* **Records about charts and figures**:

** start **

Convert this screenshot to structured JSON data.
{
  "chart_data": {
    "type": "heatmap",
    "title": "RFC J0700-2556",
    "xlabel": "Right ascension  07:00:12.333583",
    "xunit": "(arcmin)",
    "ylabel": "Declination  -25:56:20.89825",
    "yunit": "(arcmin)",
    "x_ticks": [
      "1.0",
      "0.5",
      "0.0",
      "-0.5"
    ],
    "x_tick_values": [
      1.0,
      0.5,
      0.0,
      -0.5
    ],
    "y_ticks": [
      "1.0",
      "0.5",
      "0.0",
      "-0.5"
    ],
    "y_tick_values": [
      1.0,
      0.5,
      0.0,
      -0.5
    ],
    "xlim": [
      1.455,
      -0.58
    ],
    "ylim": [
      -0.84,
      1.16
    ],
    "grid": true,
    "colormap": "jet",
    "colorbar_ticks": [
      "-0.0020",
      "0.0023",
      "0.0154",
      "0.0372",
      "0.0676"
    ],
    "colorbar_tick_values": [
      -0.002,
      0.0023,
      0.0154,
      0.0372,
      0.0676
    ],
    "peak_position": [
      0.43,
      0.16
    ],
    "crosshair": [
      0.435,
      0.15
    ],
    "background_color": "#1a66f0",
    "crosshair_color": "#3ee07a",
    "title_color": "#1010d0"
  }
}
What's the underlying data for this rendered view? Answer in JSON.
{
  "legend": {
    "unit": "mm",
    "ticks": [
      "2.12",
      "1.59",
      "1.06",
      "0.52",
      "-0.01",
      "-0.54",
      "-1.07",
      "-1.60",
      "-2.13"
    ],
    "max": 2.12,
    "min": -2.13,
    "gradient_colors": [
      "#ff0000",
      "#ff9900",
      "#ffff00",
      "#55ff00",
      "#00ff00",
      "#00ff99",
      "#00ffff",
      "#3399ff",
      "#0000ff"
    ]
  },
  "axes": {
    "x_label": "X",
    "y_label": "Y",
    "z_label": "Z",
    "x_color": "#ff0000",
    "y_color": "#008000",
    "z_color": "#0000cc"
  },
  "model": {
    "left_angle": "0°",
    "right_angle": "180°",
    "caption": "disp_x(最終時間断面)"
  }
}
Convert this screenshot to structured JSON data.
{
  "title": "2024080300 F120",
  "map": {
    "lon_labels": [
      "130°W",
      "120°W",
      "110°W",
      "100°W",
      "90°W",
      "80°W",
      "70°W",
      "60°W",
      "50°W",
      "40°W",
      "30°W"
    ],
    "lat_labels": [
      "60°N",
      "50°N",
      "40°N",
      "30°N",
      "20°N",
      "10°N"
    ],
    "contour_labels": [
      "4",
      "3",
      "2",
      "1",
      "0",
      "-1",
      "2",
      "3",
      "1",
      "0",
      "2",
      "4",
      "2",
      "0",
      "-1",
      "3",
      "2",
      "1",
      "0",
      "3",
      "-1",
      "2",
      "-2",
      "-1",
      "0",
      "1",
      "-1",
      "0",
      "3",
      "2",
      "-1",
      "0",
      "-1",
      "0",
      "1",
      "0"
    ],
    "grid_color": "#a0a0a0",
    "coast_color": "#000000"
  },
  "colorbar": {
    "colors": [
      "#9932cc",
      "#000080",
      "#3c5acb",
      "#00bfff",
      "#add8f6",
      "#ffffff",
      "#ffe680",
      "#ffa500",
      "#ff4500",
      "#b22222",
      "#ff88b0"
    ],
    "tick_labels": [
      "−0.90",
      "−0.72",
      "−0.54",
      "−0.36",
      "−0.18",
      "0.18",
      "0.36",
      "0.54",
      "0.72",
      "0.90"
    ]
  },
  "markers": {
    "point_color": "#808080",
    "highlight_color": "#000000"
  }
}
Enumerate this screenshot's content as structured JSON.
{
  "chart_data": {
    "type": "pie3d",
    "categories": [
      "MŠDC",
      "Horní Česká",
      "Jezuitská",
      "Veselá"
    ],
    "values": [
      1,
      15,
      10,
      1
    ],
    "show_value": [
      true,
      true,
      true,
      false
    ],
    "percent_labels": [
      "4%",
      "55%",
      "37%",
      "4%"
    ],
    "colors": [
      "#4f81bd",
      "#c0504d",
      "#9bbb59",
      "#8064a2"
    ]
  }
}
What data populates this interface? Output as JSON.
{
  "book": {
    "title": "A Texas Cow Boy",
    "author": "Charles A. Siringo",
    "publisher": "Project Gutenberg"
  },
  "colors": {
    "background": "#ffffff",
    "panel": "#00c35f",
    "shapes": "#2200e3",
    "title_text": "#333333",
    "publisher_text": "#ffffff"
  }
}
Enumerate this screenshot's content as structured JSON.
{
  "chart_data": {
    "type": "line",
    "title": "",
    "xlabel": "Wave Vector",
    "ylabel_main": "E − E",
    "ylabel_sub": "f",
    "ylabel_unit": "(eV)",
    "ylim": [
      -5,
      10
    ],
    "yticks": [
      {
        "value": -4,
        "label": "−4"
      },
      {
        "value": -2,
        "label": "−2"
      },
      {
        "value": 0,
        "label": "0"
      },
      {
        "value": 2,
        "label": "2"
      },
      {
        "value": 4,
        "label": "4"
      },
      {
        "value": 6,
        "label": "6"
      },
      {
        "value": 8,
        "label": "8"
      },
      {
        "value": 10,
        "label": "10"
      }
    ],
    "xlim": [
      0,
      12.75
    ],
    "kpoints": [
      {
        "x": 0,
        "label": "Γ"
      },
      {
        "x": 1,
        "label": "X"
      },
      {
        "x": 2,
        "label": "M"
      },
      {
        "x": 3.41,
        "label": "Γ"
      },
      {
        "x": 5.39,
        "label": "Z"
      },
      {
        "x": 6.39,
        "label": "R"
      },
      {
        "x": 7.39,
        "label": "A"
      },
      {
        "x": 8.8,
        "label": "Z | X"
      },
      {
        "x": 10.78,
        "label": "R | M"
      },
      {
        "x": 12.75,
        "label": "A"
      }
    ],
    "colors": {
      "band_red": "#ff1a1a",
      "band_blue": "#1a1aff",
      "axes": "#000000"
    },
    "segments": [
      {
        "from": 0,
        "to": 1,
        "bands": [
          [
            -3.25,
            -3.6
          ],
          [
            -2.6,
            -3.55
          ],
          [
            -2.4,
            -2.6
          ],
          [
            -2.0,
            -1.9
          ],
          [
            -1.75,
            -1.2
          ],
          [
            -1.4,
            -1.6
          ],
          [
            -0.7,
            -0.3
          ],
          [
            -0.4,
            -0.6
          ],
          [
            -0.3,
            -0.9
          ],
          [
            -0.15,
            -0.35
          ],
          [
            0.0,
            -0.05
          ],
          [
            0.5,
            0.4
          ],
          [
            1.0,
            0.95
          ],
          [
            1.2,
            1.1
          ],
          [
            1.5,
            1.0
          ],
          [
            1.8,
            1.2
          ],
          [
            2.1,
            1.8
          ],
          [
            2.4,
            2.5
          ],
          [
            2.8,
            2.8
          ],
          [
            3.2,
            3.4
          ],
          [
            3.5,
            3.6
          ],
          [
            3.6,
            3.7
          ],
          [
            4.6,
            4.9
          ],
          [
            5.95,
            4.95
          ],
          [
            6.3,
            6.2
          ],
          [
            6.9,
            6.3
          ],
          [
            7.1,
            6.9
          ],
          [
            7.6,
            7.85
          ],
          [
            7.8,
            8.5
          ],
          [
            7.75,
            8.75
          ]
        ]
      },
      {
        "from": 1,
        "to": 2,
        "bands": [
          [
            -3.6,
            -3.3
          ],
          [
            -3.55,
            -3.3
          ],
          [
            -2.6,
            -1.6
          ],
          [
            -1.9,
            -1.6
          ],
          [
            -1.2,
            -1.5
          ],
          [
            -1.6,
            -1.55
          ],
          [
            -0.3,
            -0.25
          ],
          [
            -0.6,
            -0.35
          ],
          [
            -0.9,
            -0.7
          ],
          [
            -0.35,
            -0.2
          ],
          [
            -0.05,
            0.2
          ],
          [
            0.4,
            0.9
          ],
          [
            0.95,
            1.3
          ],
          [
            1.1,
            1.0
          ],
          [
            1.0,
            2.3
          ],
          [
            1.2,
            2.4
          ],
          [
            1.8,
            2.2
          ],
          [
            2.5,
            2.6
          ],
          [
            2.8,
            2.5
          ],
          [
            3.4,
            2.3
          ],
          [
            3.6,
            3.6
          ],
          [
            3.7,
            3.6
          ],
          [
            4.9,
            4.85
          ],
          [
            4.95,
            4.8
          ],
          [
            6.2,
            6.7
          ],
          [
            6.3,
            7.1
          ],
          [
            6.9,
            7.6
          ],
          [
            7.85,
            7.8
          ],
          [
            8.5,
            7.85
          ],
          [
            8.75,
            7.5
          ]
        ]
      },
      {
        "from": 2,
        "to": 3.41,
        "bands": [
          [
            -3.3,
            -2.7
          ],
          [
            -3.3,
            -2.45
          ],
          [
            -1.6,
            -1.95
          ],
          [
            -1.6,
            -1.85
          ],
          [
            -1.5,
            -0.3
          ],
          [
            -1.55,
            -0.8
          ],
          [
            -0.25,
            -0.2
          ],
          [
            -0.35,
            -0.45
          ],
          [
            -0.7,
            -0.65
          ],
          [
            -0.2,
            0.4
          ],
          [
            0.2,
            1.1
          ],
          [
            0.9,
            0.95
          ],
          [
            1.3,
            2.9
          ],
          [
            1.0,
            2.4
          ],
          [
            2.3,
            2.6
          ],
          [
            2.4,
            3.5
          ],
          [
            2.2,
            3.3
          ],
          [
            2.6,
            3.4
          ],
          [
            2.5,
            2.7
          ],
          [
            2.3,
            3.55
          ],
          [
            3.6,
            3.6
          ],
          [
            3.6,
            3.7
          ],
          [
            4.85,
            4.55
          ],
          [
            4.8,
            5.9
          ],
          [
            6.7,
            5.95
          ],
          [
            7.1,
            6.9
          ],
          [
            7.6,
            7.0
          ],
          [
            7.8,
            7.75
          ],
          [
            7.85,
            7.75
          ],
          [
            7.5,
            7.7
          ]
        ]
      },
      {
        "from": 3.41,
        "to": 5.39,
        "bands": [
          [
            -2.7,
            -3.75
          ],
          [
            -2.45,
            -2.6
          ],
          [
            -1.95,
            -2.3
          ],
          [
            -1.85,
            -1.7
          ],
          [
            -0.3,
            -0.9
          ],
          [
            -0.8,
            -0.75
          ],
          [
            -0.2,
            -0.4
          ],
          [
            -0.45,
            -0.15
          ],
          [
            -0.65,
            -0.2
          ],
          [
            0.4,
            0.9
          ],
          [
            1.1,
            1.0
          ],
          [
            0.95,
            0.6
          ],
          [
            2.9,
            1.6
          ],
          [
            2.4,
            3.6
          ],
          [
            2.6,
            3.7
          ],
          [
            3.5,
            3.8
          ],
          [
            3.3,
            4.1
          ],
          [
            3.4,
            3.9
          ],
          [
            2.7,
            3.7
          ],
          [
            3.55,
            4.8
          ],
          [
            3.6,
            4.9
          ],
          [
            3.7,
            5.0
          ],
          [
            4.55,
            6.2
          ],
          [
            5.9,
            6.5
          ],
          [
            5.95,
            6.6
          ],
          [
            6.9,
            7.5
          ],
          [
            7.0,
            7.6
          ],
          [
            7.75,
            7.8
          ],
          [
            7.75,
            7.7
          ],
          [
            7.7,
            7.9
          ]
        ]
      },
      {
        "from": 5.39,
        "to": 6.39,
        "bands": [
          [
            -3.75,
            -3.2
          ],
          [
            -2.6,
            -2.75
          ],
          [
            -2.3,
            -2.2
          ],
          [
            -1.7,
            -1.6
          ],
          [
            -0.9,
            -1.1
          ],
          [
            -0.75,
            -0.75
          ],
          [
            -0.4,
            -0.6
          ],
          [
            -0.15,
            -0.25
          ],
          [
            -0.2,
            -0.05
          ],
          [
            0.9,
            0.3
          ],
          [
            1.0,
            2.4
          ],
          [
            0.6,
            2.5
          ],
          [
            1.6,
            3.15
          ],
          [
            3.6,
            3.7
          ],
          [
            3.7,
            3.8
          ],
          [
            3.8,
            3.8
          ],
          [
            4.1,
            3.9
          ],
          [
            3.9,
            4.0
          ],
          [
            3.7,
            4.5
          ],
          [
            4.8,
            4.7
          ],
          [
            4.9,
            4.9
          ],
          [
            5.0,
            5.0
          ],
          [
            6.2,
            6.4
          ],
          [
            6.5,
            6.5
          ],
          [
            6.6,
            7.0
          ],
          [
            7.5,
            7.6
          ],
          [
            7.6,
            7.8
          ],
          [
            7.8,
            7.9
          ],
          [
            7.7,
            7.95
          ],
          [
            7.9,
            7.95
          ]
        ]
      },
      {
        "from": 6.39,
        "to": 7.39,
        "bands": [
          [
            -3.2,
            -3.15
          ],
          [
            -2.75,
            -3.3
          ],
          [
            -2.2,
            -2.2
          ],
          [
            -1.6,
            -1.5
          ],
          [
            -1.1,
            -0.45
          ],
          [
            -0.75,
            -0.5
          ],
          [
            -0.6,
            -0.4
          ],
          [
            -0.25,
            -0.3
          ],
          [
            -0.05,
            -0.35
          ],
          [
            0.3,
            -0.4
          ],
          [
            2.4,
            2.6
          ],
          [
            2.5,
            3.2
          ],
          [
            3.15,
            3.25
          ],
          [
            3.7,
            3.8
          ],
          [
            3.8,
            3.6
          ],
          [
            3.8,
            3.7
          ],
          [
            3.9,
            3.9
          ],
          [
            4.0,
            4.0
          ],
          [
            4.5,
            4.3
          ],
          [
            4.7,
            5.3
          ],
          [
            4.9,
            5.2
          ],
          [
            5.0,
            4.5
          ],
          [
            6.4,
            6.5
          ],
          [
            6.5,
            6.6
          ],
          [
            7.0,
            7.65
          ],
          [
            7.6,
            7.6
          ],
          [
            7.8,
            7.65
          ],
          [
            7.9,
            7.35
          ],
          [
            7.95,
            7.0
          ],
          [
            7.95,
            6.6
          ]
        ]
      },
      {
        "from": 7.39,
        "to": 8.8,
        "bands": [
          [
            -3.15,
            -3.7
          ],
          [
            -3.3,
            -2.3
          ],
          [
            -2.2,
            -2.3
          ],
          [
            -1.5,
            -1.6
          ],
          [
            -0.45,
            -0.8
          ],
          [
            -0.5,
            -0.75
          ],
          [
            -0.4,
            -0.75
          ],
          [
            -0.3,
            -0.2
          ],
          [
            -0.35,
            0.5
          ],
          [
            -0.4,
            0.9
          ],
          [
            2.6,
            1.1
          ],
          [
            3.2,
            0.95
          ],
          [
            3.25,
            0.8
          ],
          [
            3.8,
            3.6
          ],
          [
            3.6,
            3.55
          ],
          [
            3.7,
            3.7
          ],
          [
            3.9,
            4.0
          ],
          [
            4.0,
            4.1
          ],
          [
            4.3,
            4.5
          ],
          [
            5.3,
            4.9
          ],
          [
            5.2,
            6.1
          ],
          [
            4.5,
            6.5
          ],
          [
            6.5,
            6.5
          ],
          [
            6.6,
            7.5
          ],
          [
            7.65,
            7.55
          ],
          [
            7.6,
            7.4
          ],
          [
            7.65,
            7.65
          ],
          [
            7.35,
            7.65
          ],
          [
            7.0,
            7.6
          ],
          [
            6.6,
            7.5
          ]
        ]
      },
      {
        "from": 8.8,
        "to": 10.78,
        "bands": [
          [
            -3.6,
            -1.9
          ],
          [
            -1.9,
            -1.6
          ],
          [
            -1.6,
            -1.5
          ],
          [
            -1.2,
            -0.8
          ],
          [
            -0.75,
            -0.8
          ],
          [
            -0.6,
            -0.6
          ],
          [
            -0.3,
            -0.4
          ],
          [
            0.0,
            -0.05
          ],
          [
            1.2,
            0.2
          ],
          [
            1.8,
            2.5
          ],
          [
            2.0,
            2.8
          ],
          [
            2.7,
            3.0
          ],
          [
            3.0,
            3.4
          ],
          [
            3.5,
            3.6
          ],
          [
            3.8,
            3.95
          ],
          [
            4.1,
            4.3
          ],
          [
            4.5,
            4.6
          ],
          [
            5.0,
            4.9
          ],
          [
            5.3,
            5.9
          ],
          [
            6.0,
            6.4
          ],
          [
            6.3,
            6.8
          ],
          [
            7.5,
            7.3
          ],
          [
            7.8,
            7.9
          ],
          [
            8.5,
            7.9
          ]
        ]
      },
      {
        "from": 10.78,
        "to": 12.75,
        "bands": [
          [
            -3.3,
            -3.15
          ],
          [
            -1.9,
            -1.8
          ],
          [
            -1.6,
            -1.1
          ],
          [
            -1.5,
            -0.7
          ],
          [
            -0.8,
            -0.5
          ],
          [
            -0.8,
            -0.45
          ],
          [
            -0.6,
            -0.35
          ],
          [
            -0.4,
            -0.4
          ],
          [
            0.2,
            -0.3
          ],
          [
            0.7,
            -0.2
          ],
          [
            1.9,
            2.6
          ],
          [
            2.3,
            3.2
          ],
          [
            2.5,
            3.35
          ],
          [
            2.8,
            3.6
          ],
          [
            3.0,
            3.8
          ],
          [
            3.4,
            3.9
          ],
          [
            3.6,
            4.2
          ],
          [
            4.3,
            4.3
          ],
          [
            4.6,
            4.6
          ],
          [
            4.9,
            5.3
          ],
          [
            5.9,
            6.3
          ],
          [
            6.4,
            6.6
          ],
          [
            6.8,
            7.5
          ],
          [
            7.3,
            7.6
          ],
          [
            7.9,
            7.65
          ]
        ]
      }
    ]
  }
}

** end **

* **STATED PROBLEM**: Pick out all lines containing the string "ffffff".

* **EXPECTED ANSWER**:
      "#ffffff",
    "background": "#ffffff",
    "publisher_text": "#ffffff"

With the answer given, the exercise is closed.